Output every record below exactly as it appears.

[START DATA SUPPLIED]

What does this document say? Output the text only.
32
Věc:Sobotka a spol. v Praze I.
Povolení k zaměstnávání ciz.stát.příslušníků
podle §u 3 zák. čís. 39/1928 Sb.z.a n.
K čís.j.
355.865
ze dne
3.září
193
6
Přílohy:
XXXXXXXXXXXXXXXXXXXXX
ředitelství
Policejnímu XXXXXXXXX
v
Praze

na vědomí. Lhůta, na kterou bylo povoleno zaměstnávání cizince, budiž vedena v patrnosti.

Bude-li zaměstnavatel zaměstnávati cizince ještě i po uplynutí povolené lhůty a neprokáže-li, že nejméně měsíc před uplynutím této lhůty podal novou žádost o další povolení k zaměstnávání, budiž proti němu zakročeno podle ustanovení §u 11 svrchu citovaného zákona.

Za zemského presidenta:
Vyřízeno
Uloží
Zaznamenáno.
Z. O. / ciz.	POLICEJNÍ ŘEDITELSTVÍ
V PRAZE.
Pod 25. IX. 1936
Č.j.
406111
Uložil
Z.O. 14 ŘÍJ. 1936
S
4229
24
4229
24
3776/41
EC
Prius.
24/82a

[END DATA SUPPLIED]

# [ANSWER TO THIS TASK]
What does this document say? Output the text only.
32
Věc:Sobotka a spol. v Praze I.
Povolení k zaměstnávání ciz.stát.příslušníků
podle §u 3 zák. čís. 39/1928 Sb.z.a n.
K čís.j.
355.865
ze dne
3.září
193
6
Přílohy:
XXXXXXXXXXXXXXXXXXXXX
ředitelství
Policejnímu XXXXXXXXX
v
Praze

na vědomí. Lhůta, na kterou bylo povoleno zaměstnávání cizince, budiž vedena v patrnosti.

Bude-li zaměstnavatel zaměstnávati cizince ještě i po uplynutí povolené lhůty a neprokáže-li, že nejméně měsíc před uplynutím této lhůty podal novou žádost o další povolení k zaměstnávání, budiž proti němu zakročeno podle ustanovení §u 11 svrchu citovaného zákona.

Za zemského presidenta:
Vyřízeno
Uloží
Zaznamenáno.
Z. O. / ciz.	POLICEJNÍ ŘEDITELSTVÍ
V PRAZE.
Pod 25. IX. 1936
Č.j.
406111
Uložil
Z.O. 14 ŘÍJ. 1936
S
4229
24
4229
24
3776/41
EC
Prius.
24/82a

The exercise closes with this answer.